Description of the task
Return every record exactly as written.

Extracted material
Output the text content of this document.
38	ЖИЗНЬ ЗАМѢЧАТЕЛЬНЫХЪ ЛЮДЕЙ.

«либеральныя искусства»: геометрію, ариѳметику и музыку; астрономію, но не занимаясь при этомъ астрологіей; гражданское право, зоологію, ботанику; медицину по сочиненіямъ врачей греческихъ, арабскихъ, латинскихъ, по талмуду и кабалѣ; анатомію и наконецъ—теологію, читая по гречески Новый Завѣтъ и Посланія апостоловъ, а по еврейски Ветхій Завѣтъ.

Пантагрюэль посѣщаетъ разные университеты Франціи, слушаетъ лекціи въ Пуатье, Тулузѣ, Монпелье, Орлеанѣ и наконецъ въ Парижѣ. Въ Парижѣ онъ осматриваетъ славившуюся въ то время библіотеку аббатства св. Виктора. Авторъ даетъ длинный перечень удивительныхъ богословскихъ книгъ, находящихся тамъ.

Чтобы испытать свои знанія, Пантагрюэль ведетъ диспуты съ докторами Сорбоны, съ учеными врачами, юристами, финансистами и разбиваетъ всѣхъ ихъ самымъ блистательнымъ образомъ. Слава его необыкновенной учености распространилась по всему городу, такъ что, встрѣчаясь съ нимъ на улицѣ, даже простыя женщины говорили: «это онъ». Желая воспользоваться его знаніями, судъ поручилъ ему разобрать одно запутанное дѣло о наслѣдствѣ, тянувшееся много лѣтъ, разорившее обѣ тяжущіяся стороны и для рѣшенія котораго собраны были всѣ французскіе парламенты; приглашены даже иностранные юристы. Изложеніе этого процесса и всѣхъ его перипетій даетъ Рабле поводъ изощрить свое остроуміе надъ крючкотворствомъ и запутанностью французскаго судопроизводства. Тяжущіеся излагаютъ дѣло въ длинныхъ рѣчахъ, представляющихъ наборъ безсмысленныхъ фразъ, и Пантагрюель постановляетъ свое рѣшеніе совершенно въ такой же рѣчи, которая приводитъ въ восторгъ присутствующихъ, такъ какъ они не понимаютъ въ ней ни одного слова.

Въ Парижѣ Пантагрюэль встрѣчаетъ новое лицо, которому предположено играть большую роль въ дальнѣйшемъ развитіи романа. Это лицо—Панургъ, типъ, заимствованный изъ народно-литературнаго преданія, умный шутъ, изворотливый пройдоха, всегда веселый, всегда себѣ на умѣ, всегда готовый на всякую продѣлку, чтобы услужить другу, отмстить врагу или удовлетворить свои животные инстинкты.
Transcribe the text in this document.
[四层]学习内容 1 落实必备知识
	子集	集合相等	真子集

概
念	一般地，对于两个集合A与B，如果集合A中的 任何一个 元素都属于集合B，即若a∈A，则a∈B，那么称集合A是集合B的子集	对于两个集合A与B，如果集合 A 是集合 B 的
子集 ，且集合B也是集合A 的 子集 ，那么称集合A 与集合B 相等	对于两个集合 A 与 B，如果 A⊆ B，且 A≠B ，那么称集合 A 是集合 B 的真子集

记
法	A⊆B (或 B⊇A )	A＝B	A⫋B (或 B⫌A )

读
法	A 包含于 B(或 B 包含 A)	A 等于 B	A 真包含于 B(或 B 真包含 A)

Solution
Output the text content of this document.
38	ЖИЗНЬ ЗАМѢЧАТЕЛЬНЫХЪ ЛЮДЕЙ.

«либеральныя искусства»: геометрію, ариѳметику и музыку; астрономію, но не занимаясь при этомъ астрологіей; гражданское право, зоологію, ботанику; медицину по сочиненіямъ врачей греческихъ, арабскихъ, латинскихъ, по талмуду и кабалѣ; анатомію и наконецъ—теологію, читая по гречески Новый Завѣтъ и Посланія апостоловъ, а по еврейски Ветхій Завѣтъ.

Пантагрюэль посѣщаетъ разные университеты Франціи, слушаетъ лекціи въ Пуатье, Тулузѣ, Монпелье, Орлеанѣ и наконецъ въ Парижѣ. Въ Парижѣ онъ осматриваетъ славившуюся въ то время библіотеку аббатства св. Виктора. Авторъ даетъ длинный перечень удивительныхъ богословскихъ книгъ, находящихся тамъ.

Чтобы испытать свои знанія, Пантагрюэль ведетъ диспуты съ докторами Сорбоны, съ учеными врачами, юристами, финансистами и разбиваетъ всѣхъ ихъ самымъ блистательнымъ образомъ. Слава его необыкновенной учености распространилась по всему городу, такъ что, встрѣчаясь съ нимъ на улицѣ, даже простыя женщины говорили: «это онъ». Желая воспользоваться его знаніями, судъ поручилъ ему разобрать одно запутанное дѣло о наслѣдствѣ, тянувшееся много лѣтъ, разорившее обѣ тяжущіяся стороны и для рѣшенія котораго собраны были всѣ французскіе парламенты; приглашены даже иностранные юристы. Изложеніе этого процесса и всѣхъ его перипетій даетъ Рабле поводъ изощрить свое остроуміе надъ крючкотворствомъ и запутанностью французскаго судопроизводства. Тяжущіеся излагаютъ дѣло въ длинныхъ рѣчахъ, представляющихъ наборъ безсмысленныхъ фразъ, и Пантагрюель постановляетъ свое рѣшеніе совершенно въ такой же рѣчи, которая приводитъ въ восторгъ присутствующихъ, такъ какъ они не понимаютъ въ ней ни одного слова.

Въ Парижѣ Пантагрюэль встрѣчаетъ новое лицо, которому предположено играть большую роль въ дальнѣйшемъ развитіи романа. Это лицо—Панургъ, типъ, заимствованный изъ народно-литературнаго преданія, умный шутъ, изворотливый пройдоха, всегда веселый, всегда себѣ на умѣ, всегда готовый на всякую продѣлку, чтобы услужить другу, отмстить врагу или удовлетворить свои животные инстинкты.
Transcribe the text in this document.
[四层]学习内容 1 落实必备知识
	子集	集合相等	真子集

概
念	一般地，对于两个集合A与B，如果集合A中的 任何一个 元素都属于集合B，即若a∈A，则a∈B，那么称集合A是集合B的子集	对于两个集合A与B，如果集合 A 是集合 B 的
子集 ，且集合B也是集合A 的 子集 ，那么称集合A 与集合B 相等	对于两个集合 A 与 B，如果 A⊆ B，且 A≠B ，那么称集合 A 是集合 B 的真子集

记
法	A⊆B (或 B⊇A )	A＝B	A⫋B (或 B⫌A )

读
法	A 包含于 B(或 B 包含 A)	A 等于 B	A 真包含于 B(或 B 真包含 A)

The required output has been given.